Written instruction
Below is a block of records; repeat each one exactly.

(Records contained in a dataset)
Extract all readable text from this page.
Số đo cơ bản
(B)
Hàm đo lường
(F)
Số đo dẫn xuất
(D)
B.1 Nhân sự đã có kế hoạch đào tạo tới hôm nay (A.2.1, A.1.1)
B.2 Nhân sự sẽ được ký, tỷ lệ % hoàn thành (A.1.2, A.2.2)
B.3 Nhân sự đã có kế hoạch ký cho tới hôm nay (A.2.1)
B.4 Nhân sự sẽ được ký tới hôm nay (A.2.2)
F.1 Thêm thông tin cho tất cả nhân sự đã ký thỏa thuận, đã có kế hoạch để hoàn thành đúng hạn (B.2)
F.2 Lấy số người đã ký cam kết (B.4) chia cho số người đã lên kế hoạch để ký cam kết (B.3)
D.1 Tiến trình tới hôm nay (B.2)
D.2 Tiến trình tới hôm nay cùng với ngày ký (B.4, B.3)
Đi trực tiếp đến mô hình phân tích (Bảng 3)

Exercise response
Extract all readable text from this page.
Số đo cơ bản
(B)
Hàm đo lường
(F)
Số đo dẫn xuất
(D)
B.1 Nhân sự đã có kế hoạch đào tạo tới hôm nay (A.2.1, A.1.1)
B.2 Nhân sự sẽ được ký, tỷ lệ % hoàn thành (A.1.2, A.2.2)
B.3 Nhân sự đã có kế hoạch ký cho tới hôm nay (A.2.1)
B.4 Nhân sự sẽ được ký tới hôm nay (A.2.2)
F.1 Thêm thông tin cho tất cả nhân sự đã ký thỏa thuận, đã có kế hoạch để hoàn thành đúng hạn (B.2)
F.2 Lấy số người đã ký cam kết (B.4) chia cho số người đã lên kế hoạch để ký cam kết (B.3)
D.1 Tiến trình tới hôm nay (B.2)
D.2 Tiến trình tới hôm nay cùng với ngày ký (B.4, B.3)
Đi trực tiếp đến mô hình phân tích (Bảng 3)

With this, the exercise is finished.